**WHAT IS ASKED:**
Copy only those lines which run from the line containing "Output a JSON" to the end of the entries below, both inclusive, exactly as written and with no pictures.

================================

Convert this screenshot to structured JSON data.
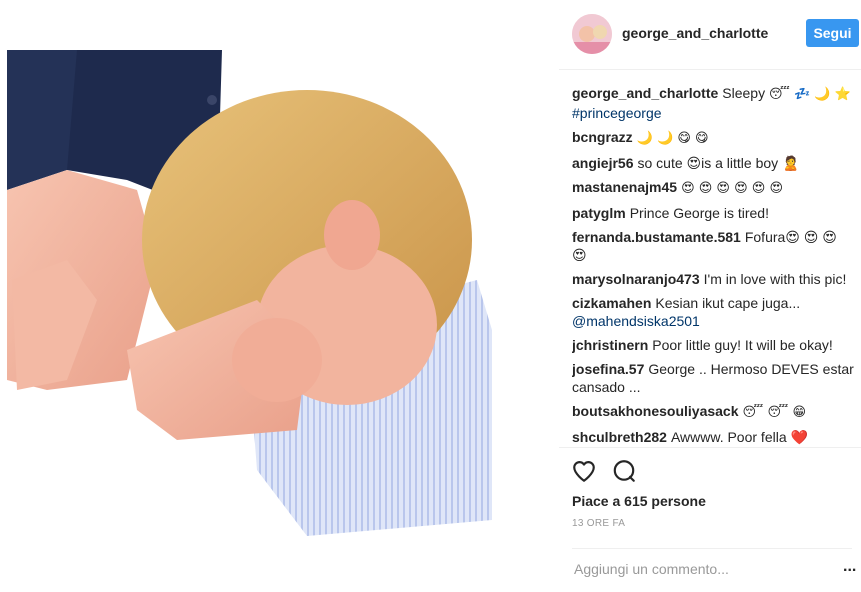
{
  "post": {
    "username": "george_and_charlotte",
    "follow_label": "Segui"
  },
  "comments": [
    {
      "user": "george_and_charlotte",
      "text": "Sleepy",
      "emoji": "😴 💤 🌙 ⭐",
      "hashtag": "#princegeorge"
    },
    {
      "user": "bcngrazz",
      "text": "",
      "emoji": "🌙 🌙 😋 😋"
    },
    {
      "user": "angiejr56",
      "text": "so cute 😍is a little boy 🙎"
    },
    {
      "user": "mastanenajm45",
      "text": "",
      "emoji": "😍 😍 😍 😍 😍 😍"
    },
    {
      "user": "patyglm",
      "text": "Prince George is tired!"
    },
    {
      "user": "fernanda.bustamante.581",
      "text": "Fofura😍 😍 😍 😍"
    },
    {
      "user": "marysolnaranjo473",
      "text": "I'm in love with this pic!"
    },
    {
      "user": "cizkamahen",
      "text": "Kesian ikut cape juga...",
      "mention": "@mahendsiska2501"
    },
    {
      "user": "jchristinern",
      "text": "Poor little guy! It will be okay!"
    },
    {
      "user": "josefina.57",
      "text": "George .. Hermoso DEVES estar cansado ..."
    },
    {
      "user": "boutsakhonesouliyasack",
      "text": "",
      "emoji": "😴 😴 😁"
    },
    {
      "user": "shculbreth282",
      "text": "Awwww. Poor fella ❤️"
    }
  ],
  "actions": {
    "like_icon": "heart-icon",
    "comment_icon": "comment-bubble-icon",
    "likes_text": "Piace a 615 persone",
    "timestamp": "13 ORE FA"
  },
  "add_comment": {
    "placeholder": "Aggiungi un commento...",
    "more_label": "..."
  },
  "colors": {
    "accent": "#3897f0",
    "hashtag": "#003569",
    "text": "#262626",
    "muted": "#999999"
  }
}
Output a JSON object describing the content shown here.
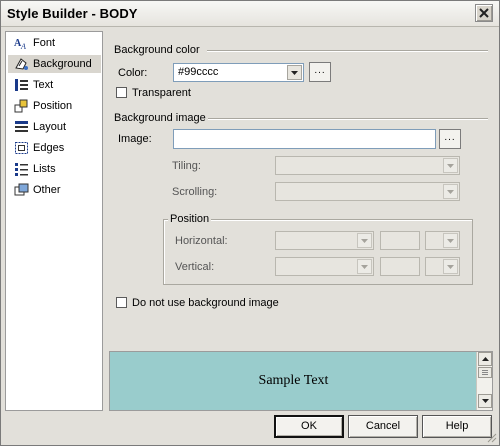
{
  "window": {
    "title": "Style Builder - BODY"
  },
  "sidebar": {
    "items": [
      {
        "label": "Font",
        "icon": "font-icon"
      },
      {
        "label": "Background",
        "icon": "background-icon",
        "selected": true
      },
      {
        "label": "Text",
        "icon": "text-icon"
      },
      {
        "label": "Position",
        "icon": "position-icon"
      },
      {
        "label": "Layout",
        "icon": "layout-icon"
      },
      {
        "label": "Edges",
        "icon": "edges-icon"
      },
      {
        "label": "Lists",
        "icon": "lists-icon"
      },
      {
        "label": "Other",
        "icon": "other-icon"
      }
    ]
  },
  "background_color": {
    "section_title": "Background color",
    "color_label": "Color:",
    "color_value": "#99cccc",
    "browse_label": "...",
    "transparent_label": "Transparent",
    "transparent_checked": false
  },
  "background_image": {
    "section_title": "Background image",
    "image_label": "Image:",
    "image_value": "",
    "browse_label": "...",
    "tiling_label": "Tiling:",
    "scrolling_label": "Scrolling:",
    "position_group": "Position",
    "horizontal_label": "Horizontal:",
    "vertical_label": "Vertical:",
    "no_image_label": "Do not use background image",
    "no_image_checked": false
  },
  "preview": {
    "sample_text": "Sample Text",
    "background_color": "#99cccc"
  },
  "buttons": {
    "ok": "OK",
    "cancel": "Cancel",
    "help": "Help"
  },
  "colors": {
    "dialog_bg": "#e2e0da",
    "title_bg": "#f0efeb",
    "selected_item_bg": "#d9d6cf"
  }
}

================================

**RESULT FOR THIS EXERCISE:**
Output a JSON object describing the content shown here.
{
  "window": {
    "title": "Style Builder - BODY"
  },
  "sidebar": {
    "items": [
      {
        "label": "Font",
        "icon": "font-icon"
      },
      {
        "label": "Background",
        "icon": "background-icon",
        "selected": true
      },
      {
        "label": "Text",
        "icon": "text-icon"
      },
      {
        "label": "Position",
        "icon": "position-icon"
      },
      {
        "label": "Layout",
        "icon": "layout-icon"
      },
      {
        "label": "Edges",
        "icon": "edges-icon"
      },
      {
        "label": "Lists",
        "icon": "lists-icon"
      },
      {
        "label": "Other",
        "icon": "other-icon"
      }
    ]
  },
  "background_color": {
    "section_title": "Background color",
    "color_label": "Color:",
    "color_value": "#99cccc",
    "browse_label": "...",
    "transparent_label": "Transparent",
    "transparent_checked": false
  },
  "background_image": {
    "section_title": "Background image",
    "image_label": "Image:",
    "image_value": "",
    "browse_label": "...",
    "tiling_label": "Tiling:",
    "scrolling_label": "Scrolling:",
    "position_group": "Position",
    "horizontal_label": "Horizontal:",
    "vertical_label": "Vertical:",
    "no_image_label": "Do not use background image",
    "no_image_checked": false
  },
  "preview": {
    "sample_text": "Sample Text",
    "background_color": "#99cccc"
  },
  "buttons": {
    "ok": "OK",
    "cancel": "Cancel",
    "help": "Help"
  },
  "colors": {
    "dialog_bg": "#e2e0da",
    "title_bg": "#f0efeb",
    "selected_item_bg": "#d9d6cf"
  }
}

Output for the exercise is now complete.